→ **DIRECTION**
Pick out each line of the records in which the word "Abone" appears.

→ **GIVEN DATA**
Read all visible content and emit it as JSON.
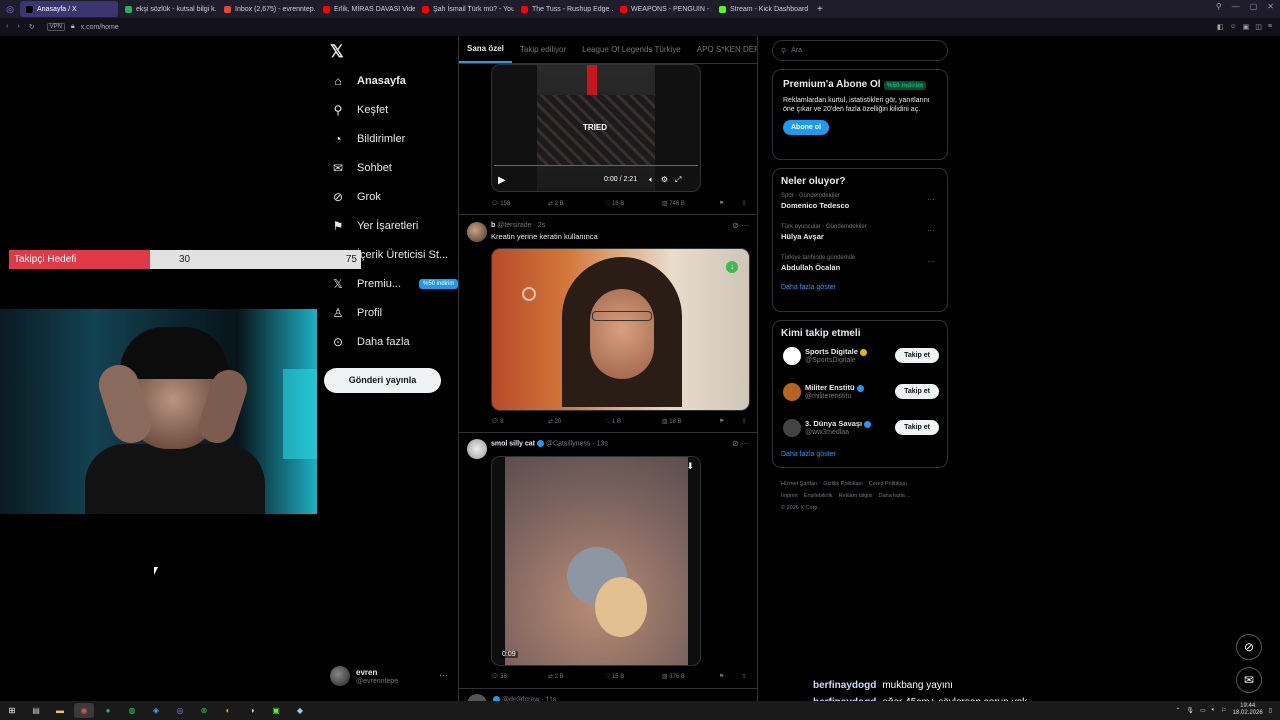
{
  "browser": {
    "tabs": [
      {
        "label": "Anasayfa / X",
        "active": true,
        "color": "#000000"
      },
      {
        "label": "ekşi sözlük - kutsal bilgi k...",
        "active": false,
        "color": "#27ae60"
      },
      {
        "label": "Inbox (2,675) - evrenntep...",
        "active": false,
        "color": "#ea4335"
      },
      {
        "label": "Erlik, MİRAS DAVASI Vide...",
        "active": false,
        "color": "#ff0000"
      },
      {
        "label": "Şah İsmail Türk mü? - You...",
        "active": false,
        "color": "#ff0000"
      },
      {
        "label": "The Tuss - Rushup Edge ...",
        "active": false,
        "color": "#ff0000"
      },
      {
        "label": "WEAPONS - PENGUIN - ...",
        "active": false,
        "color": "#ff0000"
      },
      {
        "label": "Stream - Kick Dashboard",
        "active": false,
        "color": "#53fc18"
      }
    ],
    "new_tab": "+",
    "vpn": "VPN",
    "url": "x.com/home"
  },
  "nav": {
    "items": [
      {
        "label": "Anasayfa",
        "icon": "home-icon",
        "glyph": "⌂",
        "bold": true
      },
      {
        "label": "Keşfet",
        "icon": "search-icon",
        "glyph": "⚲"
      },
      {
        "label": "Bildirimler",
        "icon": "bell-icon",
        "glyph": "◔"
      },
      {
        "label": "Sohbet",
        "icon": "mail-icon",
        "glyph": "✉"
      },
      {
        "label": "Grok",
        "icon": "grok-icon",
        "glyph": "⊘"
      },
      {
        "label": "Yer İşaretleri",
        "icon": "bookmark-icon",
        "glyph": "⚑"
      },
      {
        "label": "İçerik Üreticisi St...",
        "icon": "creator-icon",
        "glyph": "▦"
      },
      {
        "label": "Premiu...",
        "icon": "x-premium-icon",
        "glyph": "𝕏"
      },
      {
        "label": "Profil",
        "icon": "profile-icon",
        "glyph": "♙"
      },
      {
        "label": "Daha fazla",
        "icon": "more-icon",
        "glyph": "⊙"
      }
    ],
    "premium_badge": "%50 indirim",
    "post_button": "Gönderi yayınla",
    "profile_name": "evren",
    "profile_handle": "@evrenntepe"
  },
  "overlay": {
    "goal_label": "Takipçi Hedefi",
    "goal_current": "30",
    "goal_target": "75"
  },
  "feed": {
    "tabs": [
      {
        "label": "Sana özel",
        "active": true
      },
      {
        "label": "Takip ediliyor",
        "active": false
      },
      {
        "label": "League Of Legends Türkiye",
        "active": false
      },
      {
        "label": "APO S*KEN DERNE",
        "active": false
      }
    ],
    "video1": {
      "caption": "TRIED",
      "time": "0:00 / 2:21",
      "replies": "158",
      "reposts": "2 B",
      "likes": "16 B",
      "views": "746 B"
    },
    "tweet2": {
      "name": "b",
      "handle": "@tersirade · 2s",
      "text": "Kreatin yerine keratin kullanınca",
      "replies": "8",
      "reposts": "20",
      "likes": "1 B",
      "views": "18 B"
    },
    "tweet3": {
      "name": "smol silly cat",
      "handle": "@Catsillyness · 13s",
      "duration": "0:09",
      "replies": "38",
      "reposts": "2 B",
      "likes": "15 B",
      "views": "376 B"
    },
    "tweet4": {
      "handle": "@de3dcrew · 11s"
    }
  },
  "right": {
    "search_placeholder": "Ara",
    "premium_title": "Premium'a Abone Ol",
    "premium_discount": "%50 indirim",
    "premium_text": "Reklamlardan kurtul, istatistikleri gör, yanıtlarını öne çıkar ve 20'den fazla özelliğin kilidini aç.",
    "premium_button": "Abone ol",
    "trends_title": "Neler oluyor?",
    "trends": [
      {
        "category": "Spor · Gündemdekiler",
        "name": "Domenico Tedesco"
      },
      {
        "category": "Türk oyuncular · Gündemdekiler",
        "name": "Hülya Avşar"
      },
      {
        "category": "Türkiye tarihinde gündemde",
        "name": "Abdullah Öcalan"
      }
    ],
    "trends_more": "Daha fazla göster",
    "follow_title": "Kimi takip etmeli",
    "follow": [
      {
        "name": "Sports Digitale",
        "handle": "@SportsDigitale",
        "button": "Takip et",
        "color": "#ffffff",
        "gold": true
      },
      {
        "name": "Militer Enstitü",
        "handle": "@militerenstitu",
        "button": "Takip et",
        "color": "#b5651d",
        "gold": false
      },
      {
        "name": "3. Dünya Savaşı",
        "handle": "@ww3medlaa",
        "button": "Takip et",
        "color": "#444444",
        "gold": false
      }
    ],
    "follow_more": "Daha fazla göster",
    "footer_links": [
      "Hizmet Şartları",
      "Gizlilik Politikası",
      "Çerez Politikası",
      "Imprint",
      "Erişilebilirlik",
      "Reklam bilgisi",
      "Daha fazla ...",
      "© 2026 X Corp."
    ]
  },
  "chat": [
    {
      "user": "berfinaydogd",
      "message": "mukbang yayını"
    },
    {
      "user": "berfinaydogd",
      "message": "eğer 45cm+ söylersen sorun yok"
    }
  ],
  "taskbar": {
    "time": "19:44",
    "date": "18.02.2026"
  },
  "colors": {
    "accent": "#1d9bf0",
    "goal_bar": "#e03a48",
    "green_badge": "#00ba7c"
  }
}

* * *

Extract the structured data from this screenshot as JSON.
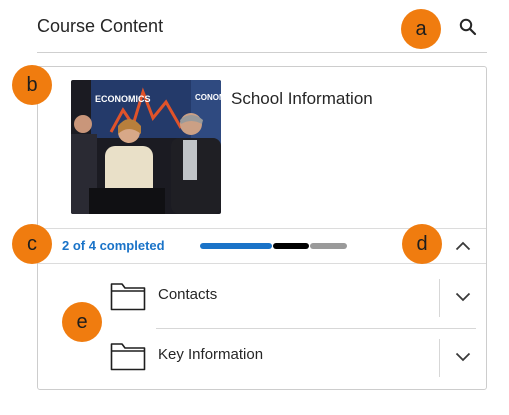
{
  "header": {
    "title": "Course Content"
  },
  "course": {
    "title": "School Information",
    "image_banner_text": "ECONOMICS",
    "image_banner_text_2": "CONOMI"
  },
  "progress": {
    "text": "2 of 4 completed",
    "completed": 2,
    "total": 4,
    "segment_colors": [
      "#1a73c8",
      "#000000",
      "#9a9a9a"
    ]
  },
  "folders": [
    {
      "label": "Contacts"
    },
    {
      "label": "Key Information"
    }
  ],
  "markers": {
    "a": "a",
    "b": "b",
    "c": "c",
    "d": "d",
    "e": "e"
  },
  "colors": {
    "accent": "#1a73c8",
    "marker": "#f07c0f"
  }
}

→ **SOLUTION TO THE EXERCISE**
    "premium_title": "Premium'a Abone Ol",
    "premium_button": "Abone ol",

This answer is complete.